━━━━━ 提示された文章 ━━━━━

認定薬剤師

認定薬剤師(にんていやくざいし)とは

認定薬剤師とは、薬学部を擁する大学や研修機関など認証を受けた団体が実施する研修を受け、高度な知識を有するとして認定された薬剤師です。薬剤師は、薬剤師倫理規定などにも定められるように、生涯にわたり高い知識と技能の水準を維持するよう、研鑽を積まなければなりません。日進月歩する現代の医療と薬学を学びつづけることで、己を高め、また互いを高めあい、より医療を進歩させることを目的として設けられたのが、この認定薬剤師という制度なのです。そして現在、20以上の大学や研修機関が認証団体として様々な研修を行っています。原則として受講によって得た単位は互換性がありますが、研修の内容や認定の目的・条件などは認証機関により性格が異なります。どのような薬剤師を目指すかによって認定を受ける認証機関を選択するのも一つの方法でしょう。

━━━━━

## 取り組む課題
(1) 認定薬剤師についての文章によると、現在いくつ以上の大学や研修機関が認証団体として研修を行っていますか。
(2) 認定薬剤師についての文章から、「認定薬剤師(にんていやくざいし)とは」を含む語句で始まり「するのも一つの方法でしょう。」で終わる部分を、一字一句変えずに書き写してください。

━━━━━ 記録の抜粋 ━━━━━

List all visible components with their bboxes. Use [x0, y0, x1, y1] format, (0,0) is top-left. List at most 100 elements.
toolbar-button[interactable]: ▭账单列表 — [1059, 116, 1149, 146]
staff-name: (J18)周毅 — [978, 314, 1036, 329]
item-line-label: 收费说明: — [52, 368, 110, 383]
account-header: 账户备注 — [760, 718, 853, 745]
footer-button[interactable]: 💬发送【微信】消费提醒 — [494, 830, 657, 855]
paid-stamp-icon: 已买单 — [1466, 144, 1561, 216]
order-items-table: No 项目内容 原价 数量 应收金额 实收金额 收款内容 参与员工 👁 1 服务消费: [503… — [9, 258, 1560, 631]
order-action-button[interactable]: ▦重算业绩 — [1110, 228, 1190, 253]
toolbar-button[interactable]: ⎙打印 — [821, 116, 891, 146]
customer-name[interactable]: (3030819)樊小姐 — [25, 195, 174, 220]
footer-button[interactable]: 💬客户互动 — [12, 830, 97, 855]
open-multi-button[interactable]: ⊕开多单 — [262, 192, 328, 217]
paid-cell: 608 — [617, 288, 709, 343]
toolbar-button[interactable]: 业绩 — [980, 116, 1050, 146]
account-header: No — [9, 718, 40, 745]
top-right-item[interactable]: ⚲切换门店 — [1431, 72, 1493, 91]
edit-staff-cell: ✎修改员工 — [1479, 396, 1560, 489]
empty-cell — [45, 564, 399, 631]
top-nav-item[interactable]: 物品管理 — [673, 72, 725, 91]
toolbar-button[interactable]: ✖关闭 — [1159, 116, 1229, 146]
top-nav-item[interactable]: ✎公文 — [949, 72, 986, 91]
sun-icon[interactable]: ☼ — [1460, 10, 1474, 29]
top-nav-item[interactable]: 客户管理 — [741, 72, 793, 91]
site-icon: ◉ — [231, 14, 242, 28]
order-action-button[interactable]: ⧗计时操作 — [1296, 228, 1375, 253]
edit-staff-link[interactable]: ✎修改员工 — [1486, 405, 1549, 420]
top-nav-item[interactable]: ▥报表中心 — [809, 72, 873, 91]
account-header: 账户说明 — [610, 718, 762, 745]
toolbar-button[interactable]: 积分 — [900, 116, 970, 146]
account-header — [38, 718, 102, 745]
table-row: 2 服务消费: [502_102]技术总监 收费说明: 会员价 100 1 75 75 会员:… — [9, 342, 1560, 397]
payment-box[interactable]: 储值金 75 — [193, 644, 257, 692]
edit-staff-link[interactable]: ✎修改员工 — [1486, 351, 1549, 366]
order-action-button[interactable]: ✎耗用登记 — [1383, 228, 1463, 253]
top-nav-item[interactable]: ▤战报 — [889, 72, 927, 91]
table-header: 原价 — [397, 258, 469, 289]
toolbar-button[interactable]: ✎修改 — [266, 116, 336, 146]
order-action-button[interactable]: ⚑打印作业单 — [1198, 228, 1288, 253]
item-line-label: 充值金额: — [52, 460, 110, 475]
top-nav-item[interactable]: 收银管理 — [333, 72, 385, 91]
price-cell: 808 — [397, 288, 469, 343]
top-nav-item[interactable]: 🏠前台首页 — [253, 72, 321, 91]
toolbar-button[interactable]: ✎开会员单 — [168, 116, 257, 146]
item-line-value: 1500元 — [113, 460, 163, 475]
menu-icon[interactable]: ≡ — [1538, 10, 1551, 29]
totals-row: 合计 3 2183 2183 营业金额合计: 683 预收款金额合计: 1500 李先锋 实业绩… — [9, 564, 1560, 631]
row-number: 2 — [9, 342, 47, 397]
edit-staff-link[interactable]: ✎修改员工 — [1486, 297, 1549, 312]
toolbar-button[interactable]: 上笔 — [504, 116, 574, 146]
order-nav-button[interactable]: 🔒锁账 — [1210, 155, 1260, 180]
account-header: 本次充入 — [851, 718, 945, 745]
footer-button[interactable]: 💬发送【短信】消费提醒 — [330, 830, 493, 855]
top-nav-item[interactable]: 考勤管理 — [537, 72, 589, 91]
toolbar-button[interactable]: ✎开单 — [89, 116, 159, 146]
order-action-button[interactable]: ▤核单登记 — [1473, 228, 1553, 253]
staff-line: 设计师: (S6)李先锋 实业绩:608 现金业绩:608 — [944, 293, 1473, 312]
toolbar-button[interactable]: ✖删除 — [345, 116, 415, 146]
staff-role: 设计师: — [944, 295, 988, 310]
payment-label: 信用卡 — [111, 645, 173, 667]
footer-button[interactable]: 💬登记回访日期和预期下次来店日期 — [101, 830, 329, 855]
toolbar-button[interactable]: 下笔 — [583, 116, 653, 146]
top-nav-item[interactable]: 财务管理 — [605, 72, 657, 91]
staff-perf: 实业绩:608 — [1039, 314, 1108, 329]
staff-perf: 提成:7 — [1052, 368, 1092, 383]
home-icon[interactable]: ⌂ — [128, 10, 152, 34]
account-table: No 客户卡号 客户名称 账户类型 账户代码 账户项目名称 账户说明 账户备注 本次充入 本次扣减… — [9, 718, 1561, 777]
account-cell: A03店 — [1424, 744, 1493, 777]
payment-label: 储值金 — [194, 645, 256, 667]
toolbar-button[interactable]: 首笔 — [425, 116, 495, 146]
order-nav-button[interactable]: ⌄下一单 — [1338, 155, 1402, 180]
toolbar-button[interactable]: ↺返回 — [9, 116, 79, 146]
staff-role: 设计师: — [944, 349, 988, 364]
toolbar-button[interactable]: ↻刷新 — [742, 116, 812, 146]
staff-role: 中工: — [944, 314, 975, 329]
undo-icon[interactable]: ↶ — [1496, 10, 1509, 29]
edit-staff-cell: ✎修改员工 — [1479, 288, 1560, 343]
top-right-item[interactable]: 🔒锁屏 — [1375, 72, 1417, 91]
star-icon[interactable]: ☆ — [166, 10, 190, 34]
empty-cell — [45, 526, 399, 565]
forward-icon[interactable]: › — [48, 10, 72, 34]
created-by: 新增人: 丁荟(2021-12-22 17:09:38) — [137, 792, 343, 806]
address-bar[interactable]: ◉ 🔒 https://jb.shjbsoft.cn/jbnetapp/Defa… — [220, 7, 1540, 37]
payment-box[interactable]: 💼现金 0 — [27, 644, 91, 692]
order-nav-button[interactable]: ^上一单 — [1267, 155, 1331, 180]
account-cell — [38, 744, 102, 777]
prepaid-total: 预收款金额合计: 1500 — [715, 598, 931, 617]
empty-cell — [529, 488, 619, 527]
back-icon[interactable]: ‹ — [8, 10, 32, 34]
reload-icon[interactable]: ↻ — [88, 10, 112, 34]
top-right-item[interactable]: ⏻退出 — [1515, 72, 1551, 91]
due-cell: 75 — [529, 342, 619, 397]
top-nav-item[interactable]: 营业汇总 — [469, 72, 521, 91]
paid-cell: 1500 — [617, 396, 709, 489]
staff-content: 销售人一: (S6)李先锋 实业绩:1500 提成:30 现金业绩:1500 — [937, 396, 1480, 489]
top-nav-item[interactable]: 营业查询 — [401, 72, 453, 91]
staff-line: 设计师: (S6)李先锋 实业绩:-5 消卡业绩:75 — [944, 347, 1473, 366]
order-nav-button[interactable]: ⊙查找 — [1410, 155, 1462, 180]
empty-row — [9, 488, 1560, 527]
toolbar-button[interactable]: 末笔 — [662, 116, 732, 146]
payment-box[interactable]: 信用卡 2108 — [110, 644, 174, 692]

━━━━━

## 課題の解答
(1) 20以上です。

(2)
認定薬剤師(にんていやくざいし)とは

認定薬剤師とは、薬学部を擁する大学や研修機関など認証を受けた団体が実施する研修を受け、高度な知識を有するとして認定された薬剤師です。薬剤師は、薬剤師倫理規定などにも定められるように、生涯にわたり高い知識と技能の水準を維持するよう、研鑽を積まなければなりません。日進月歩する現代の医療と薬学を学びつづけることで、己を高め、また互いを高めあい、より医療を進歩させることを目的として設けられたのが、この認定薬剤師という制度なのです。そして現在、20以上の大学や研修機関が認証団体として様々な研修を行っています。原則として受講によって得た単位は互換性がありますが、研修の内容や認定の目的・条件などは認証機関により性格が異なります。どのような薬剤師を目指すかによって認定を受ける認証機関を選択するのも一つの方法でしょう。